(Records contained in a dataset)
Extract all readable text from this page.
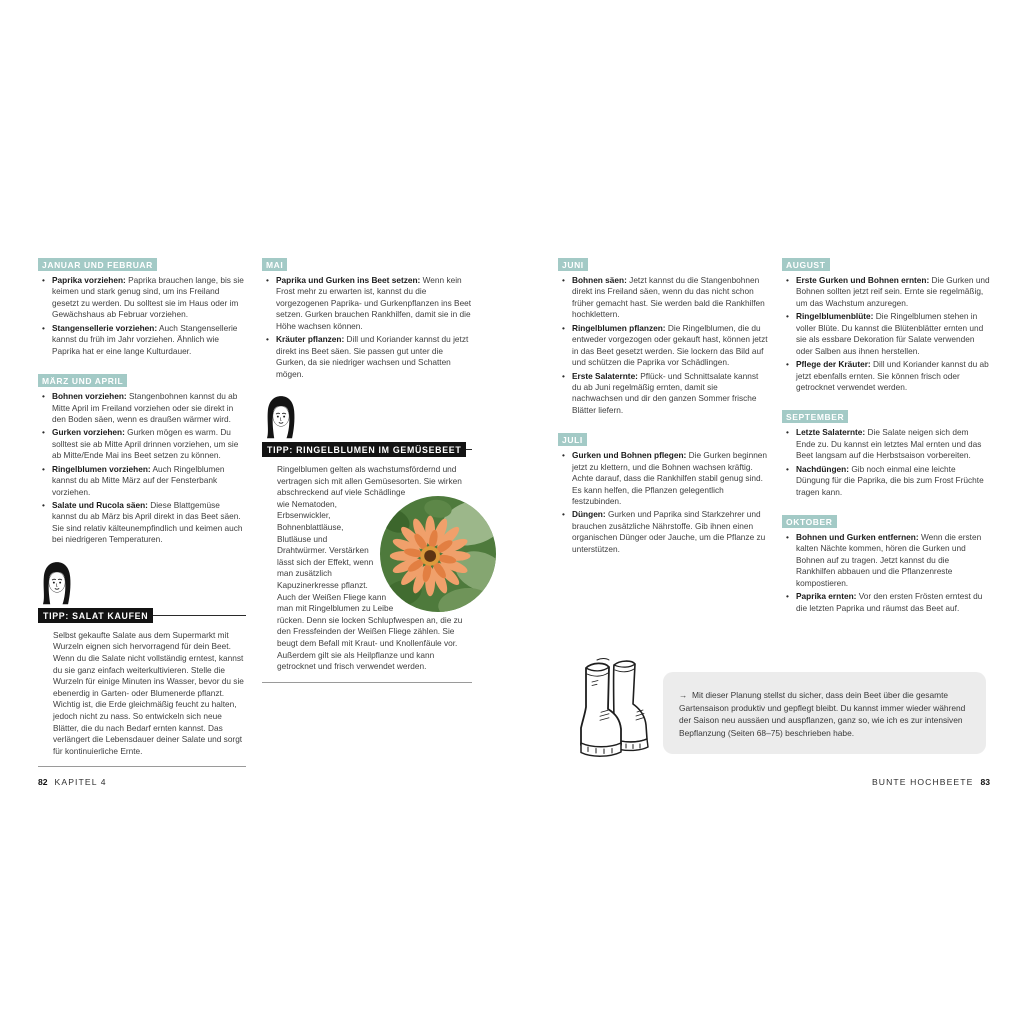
JANUAR UND FEBRUAR
• Paprika vorziehen: Paprika brauchen lange, bis sie keimen und stark genug sind, um ins Freiland gesetzt zu werden. Du solltest sie im Haus oder im Gewächshaus ab Februar vorziehen.
• Stangensellerie vorziehen: Auch Stangensellerie kannst du früh im Jahr vorziehen. Ähnlich wie Paprika hat er eine lange Kulturdauer.
MÄRZ UND APRIL
• Bohnen vorziehen: Stangenbohnen kannst du ab Mitte April im Freiland vorziehen oder sie direkt in den Boden säen, wenn es draußen wärmer wird.
• Gurken vorziehen: Gurken mögen es warm. Du solltest sie ab Mitte April drinnen vorziehen, um sie ab Mitte/Ende Mai ins Beet setzen zu können.
• Ringelblumen vorziehen: Auch Ringelblumen kannst du ab Mitte März auf der Fensterbank vorziehen.
• Salate und Rucola säen: Diese Blattgemüse kannst du ab März bis April direkt in das Beet säen. Sie sind relativ kälteunempfindlich und keimen auch bei niedrigeren Temperaturen.
TIPP: SALAT KAUFEN
Selbst gekaufte Salate aus dem Supermarkt mit Wurzeln eignen sich hervorragend für dein Beet. Wenn du die Salate nicht vollständig erntest, kannst du sie ganz einfach weiterkultivieren. Stelle die Wurzeln für einige Minuten ins Wasser, bevor du sie ebenerdig in Garten- oder Blumenerde pflanzt. Wichtig ist, die Erde gleichmäßig feucht zu halten, jedoch nicht zu nass. So entwickeln sich neue Blätter, die du nach Bedarf ernten kannst. Das verlängert die Lebensdauer deiner Salate und sorgt für kontinuierliche Ernte.
MAI
• Paprika und Gurken ins Beet setzen: Wenn kein Frost mehr zu erwarten ist, kannst du die vorgezogenen Paprika- und Gurkenpflanzen ins Beet setzen. Gurken brauchen Rankhilfen, damit sie in die Höhe wachsen können.
• Kräuter pflanzen: Dill und Koriander kannst du jetzt direkt ins Beet säen. Sie passen gut unter die Gurken, da sie niedriger wachsen und Schatten mögen.
TIPP: RINGELBLUMEN IM GEMÜSEBEET
Ringelblumen gelten als wachstumsfördernd und vertragen sich mit allen Gemüsesorten. Sie wirken abschreckend auf viele Schädlinge wie Nematoden, Erbsenwickler, Bohnenblattläuse, Blutläuse und Drahtwürmer. Verstärken lässt sich der Effekt, wenn man zusätzlich Kapuzinerkresse pflanzt. Auch der Weißen Fliege kann man mit Ringelblumen zu Leibe rücken. Denn sie locken Schlupfwespen an, die zu den Fressfeinden der Weißen Fliege zählen. Sie beugt dem Befall mit Kraut- und Knollenfäule vor. Außerdem gilt sie als Heilpflanze und kann getrocknet und frisch verwendet werden.
JUNI
• Bohnen säen: Jetzt kannst du die Stangenbohnen direkt ins Freiland säen, wenn du das nicht schon früher gemacht hast. Sie werden bald die Rankhilfen hochklettern.
• Ringelblumen pflanzen: Die Ringelblumen, die du entweder vorgezogen oder gekauft hast, können jetzt in das Beet gesetzt werden. Sie lockern das Bild auf und schützen die Paprika vor Schädlingen.
• Erste Salaternte: Pflück- und Schnittsalate kannst du ab Juni regelmäßig ernten, damit sie nachwachsen und dir den ganzen Sommer frische Blätter liefern.
JULI
• Gurken und Bohnen pflegen: Die Gurken beginnen jetzt zu klettern, und die Bohnen wachsen kräftig. Achte darauf, dass die Rankhilfen stabil genug sind. Es kann helfen, die Pflanzen gelegentlich festzubinden.
• Düngen: Gurken und Paprika sind Starkzehrer und brauchen zusätzliche Nährstoffe. Gib ihnen einen organischen Dünger oder Jauche, um die Pflanze zu unterstützen.
AUGUST
• Erste Gurken und Bohnen ernten: Die Gurken und Bohnen sollten jetzt reif sein. Ernte sie regelmäßig, um das Wachstum anzuregen.
• Ringelblumenblüte: Die Ringelblumen stehen in voller Blüte. Du kannst die Blütenblätter ernten und sie als essbare Dekoration für Salate verwenden oder Salben aus ihnen herstellen.
• Pflege der Kräuter: Dill und Koriander kannst du ab jetzt ebenfalls ernten. Sie können frisch oder getrocknet verwendet werden.
SEPTEMBER
• Letzte Salaternte: Die Salate neigen sich dem Ende zu. Du kannst ein letztes Mal ernten und das Beet langsam auf die Herbstsaison vorbereiten.
• Nachdüngen: Gib noch einmal eine leichte Düngung für die Paprika, die bis zum Frost Früchte tragen kann.
OKTOBER
• Bohnen und Gurken entfernen: Wenn die ersten kalten Nächte kommen, hören die Gurken und Bohnen auf zu tragen. Jetzt kannst du die Rankhilfen abbauen und die Pflanzenreste kompostieren.
• Paprika ernten: Vor den ersten Frösten erntest du die letzten Paprika und räumst das Beet auf.
→ Mit dieser Planung stellst du sicher, dass dein Beet über die gesamte Gartensaison produktiv und gepflegt bleibt. Du kannst immer wieder während der Saison neu aussäen und auspflanzen, ganz so, wie ich es zur intensiven Bepflanzung (Seiten 68–75) beschrieben habe.
82 KAPITEL 4	BUNTE HOCHBEETE 83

▸ **Task goal**
Pick out all lines from the data above in which the word "verwendet" appears.

▸ **Exercise output**
Ringelblumen gelten als wachstumsfördernd und vertragen sich mit allen Gemüsesorten. Sie wirken abschreckend auf viele Schädlinge wie Nematoden, Erbsenwickler, Bohnenblattläuse, Blutläuse und Drahtwürmer. Verstärken lässt sich der Effekt, wenn man zusätzlich Kapuzinerkresse pflanzt. Auch der Weißen Fliege kann man mit Ringelblumen zu Leibe rücken. Denn sie locken Schlupfwespen an, die zu den Fressfeinden der Weißen Fliege zählen. Sie beugt dem Befall mit Kraut- und Knollenfäule vor. Außerdem gilt sie als Heilpflanze und kann getrocknet und frisch verwendet werden.
• Pflege der Kräuter: Dill und Koriander kannst du ab jetzt ebenfalls ernten. Sie können frisch oder getrocknet verwendet werden.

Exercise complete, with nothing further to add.